◆ MATERIAL SUPPLIED ◆

>>>>>

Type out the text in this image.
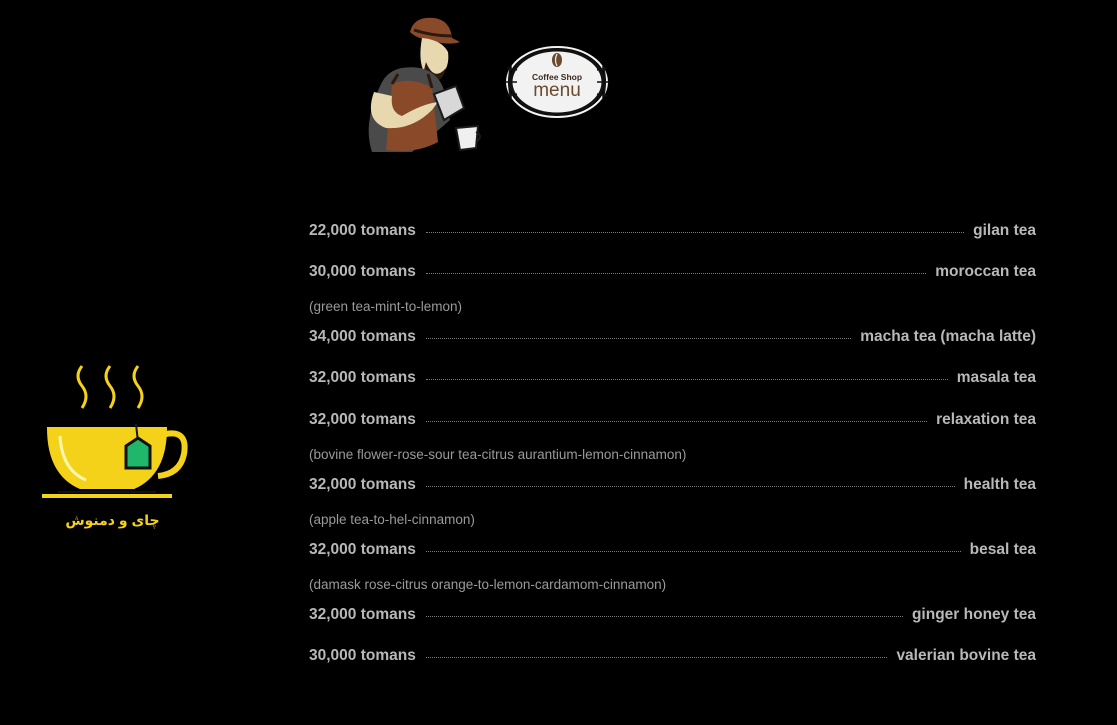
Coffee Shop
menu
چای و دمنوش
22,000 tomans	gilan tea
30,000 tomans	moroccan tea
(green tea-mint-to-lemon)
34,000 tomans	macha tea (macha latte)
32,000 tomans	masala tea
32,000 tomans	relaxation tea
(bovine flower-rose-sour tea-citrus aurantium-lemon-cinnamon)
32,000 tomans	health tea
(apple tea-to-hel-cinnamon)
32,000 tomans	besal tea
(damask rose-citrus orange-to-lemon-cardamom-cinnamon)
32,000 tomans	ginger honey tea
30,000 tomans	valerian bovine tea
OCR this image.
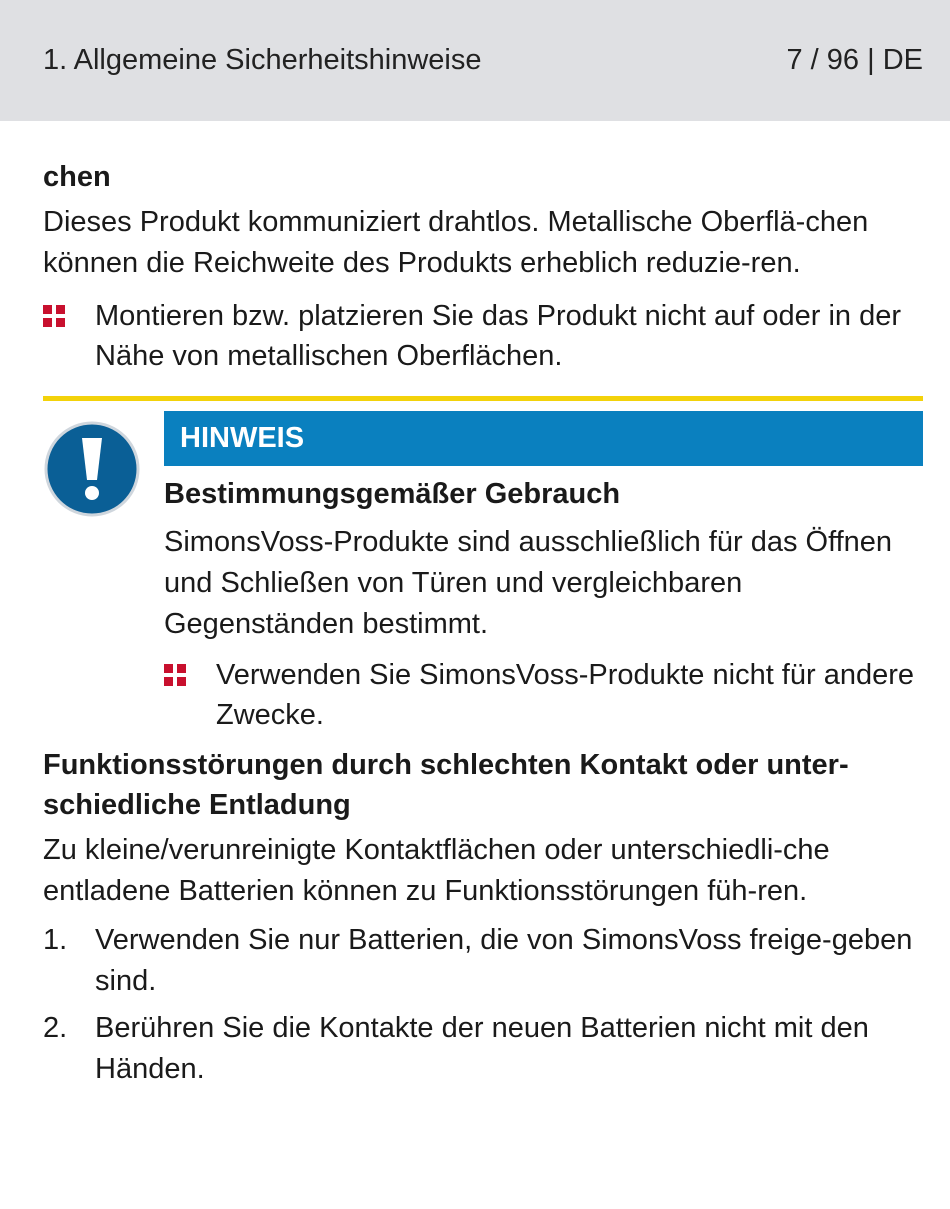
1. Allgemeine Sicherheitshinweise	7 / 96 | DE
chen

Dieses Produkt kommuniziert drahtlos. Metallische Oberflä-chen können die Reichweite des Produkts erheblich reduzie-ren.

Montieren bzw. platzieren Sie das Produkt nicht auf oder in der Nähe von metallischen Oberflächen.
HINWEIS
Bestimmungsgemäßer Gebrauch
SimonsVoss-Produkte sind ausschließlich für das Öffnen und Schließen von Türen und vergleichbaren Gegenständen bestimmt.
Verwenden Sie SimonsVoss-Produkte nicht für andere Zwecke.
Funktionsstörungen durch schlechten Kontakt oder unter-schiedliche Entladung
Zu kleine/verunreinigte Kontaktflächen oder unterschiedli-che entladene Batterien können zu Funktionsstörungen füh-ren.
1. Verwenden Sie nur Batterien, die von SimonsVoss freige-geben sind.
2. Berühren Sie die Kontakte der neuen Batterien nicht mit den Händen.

<<<<<
>>>>>

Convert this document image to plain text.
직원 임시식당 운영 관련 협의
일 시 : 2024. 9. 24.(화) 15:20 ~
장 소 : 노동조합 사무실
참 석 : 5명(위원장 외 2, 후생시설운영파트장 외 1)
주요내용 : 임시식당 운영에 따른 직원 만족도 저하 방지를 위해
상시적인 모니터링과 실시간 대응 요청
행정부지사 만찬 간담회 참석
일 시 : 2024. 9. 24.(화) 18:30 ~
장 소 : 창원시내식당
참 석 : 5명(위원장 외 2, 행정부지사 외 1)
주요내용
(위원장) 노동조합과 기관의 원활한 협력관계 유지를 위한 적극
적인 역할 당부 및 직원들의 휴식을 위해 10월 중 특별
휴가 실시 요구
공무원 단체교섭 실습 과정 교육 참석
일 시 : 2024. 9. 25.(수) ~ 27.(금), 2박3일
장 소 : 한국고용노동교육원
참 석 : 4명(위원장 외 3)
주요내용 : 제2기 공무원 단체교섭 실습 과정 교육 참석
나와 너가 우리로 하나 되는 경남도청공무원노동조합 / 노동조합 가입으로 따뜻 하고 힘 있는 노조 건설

<<<<<
>>>>>

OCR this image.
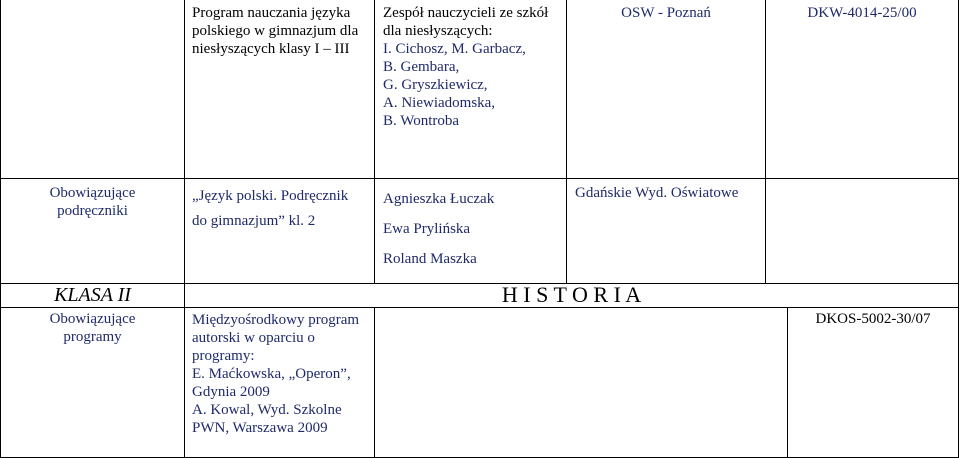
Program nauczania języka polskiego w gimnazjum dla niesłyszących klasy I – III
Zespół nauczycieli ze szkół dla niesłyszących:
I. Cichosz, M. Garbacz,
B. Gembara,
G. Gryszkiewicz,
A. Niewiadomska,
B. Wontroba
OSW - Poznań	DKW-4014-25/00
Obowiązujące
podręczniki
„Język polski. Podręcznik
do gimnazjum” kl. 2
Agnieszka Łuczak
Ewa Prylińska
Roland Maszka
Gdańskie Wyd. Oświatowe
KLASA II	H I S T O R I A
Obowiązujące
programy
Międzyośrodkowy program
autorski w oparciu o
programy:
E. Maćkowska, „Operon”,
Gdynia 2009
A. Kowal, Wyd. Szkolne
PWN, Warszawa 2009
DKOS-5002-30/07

<<<<<

◆ INSTRUCTIONS TO FOLLOW ◆
Which lines contain the word "text"? Copy each one.

◆ OUTPUT ◆
Type out the text in this image.
Convert this document image to plain text.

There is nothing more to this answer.